> _Material for the task_:
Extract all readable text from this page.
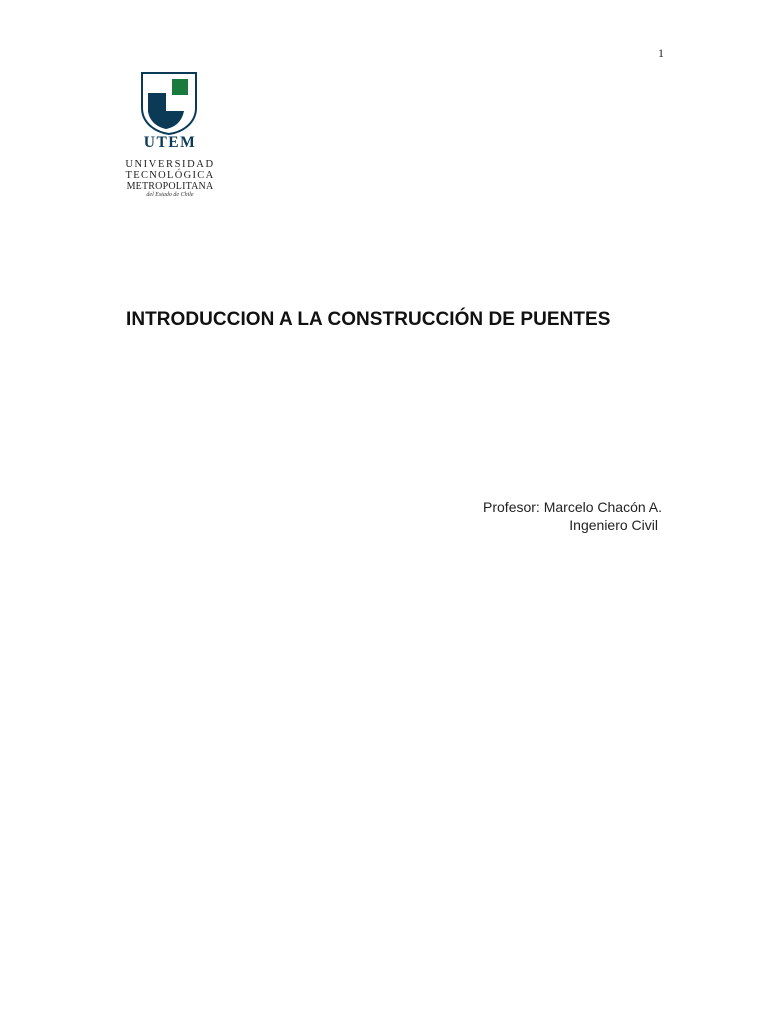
1
UTEM
UNIVERSIDAD
TECNOLÓGICA
METROPOLITANA
del Estado de Chile
INTRODUCCION A LA CONSTRUCCIÓN DE PUENTES
Profesor: Marcelo Chacón A.
Ingeniero Civil
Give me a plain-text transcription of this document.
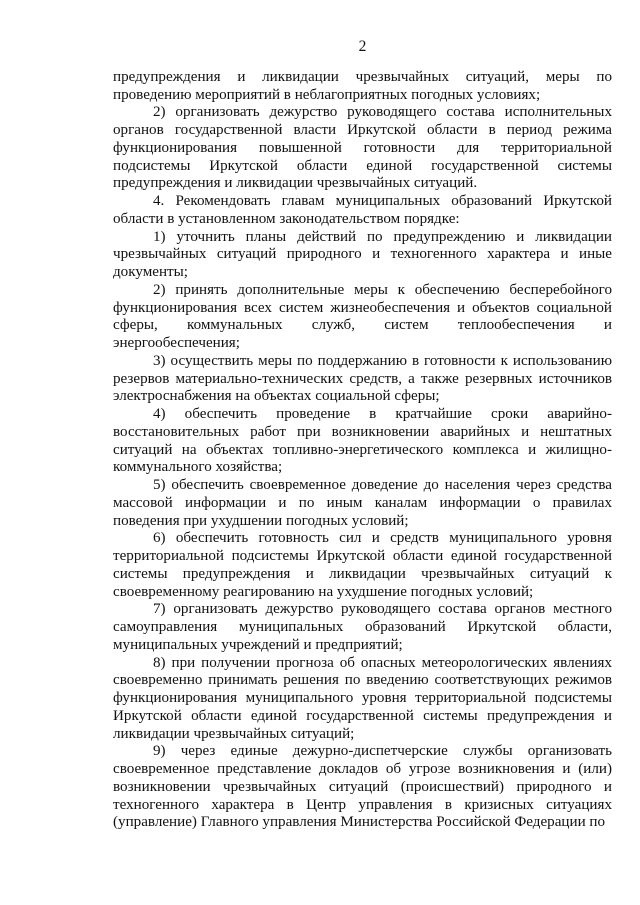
2

предупреждения и ликвидации чрезвычайных ситуаций, меры по проведению мероприятий в неблагоприятных погодных условиях;

2) организовать дежурство руководящего состава исполнительных органов государственной власти Иркутской области в период режима функционирования повышенной готовности для территориальной подсистемы Иркутской области единой государственной системы предупреждения и ликвидации чрезвычайных ситуаций.

4. Рекомендовать главам муниципальных образований Иркутской области в установленном законодательством порядке:

1) уточнить планы действий по предупреждению и ликвидации чрезвычайных ситуаций природного и техногенного характера и иные документы;

2) принять дополнительные меры к обеспечению бесперебойного функционирования всех систем жизнеобеспечения и объектов социальной сферы, коммунальных служб, систем теплообеспечения и энергообеспечения;

3) осуществить меры по поддержанию в готовности к использованию резервов материально-технических средств, а также резервных источников электроснабжения на объектах социальной сферы;

4) обеспечить проведение в кратчайшие сроки аварийно-восстановительных работ при возникновении аварийных и нештатных ситуаций на объектах топливно-энергетического комплекса и жилищно-коммунального хозяйства;

5) обеспечить своевременное доведение до населения через средства массовой информации и по иным каналам информации о правилах поведения при ухудшении погодных условий;

6) обеспечить готовность сил и средств муниципального уровня территориальной подсистемы Иркутской области единой государственной системы предупреждения и ликвидации чрезвычайных ситуаций к своевременному реагированию на ухудшение погодных условий;

7) организовать дежурство руководящего состава органов местного самоуправления муниципальных образований Иркутской области, муниципальных учреждений и предприятий;

8) при получении прогноза об опасных метеорологических явлениях своевременно принимать решения по введению соответствующих режимов функционирования муниципального уровня территориальной подсистемы Иркутской области единой государственной системы предупреждения и ликвидации чрезвычайных ситуаций;

9) через единые дежурно-диспетчерские службы организовать своевременное представление докладов об угрозе возникновения и (или) возникновении чрезвычайных ситуаций (происшествий) природного и техногенного характера в Центр управления в кризисных ситуациях (управление) Главного управления Министерства Российской Федерации по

> _Task details_: Retype all of the entries exactly as written, leaving out any images.

> _Answer to the exercise_:
Extract all readable text from this page.
1
UTEM
UNIVERSIDAD
TECNOLÓGICA
METROPOLITANA
del Estado de Chile
INTRODUCCION A LA CONSTRUCCIÓN DE PUENTES
Profesor: Marcelo Chacón A.
Ingeniero Civil
Give me a plain-text transcription of this document.
2

предупреждения и ликвидации чрезвычайных ситуаций, меры по проведению мероприятий в неблагоприятных погодных условиях;

2) организовать дежурство руководящего состава исполнительных органов государственной власти Иркутской области в период режима функционирования повышенной готовности для территориальной подсистемы Иркутской области единой государственной системы предупреждения и ликвидации чрезвычайных ситуаций.

4. Рекомендовать главам муниципальных образований Иркутской области в установленном законодательством порядке:

1) уточнить планы действий по предупреждению и ликвидации чрезвычайных ситуаций природного и техногенного характера и иные документы;

2) принять дополнительные меры к обеспечению бесперебойного функционирования всех систем жизнеобеспечения и объектов социальной сферы, коммунальных служб, систем теплообеспечения и энергообеспечения;

3) осуществить меры по поддержанию в готовности к использованию резервов материально-технических средств, а также резервных источников электроснабжения на объектах социальной сферы;

4) обеспечить проведение в кратчайшие сроки аварийно-восстановительных работ при возникновении аварийных и нештатных ситуаций на объектах топливно-энергетического комплекса и жилищно-коммунального хозяйства;

5) обеспечить своевременное доведение до населения через средства массовой информации и по иным каналам информации о правилах поведения при ухудшении погодных условий;

6) обеспечить готовность сил и средств муниципального уровня территориальной подсистемы Иркутской области единой государственной системы предупреждения и ликвидации чрезвычайных ситуаций к своевременному реагированию на ухудшение погодных условий;

7) организовать дежурство руководящего состава органов местного самоуправления муниципальных образований Иркутской области, муниципальных учреждений и предприятий;

8) при получении прогноза об опасных метеорологических явлениях своевременно принимать решения по введению соответствующих режимов функционирования муниципального уровня территориальной подсистемы Иркутской области единой государственной системы предупреждения и ликвидации чрезвычайных ситуаций;

9) через единые дежурно-диспетчерские службы организовать своевременное представление докладов об угрозе возникновения и (или) возникновении чрезвычайных ситуаций (происшествий) природного и техногенного характера в Центр управления в кризисных ситуациях (управление) Главного управления Министерства Российской Федерации по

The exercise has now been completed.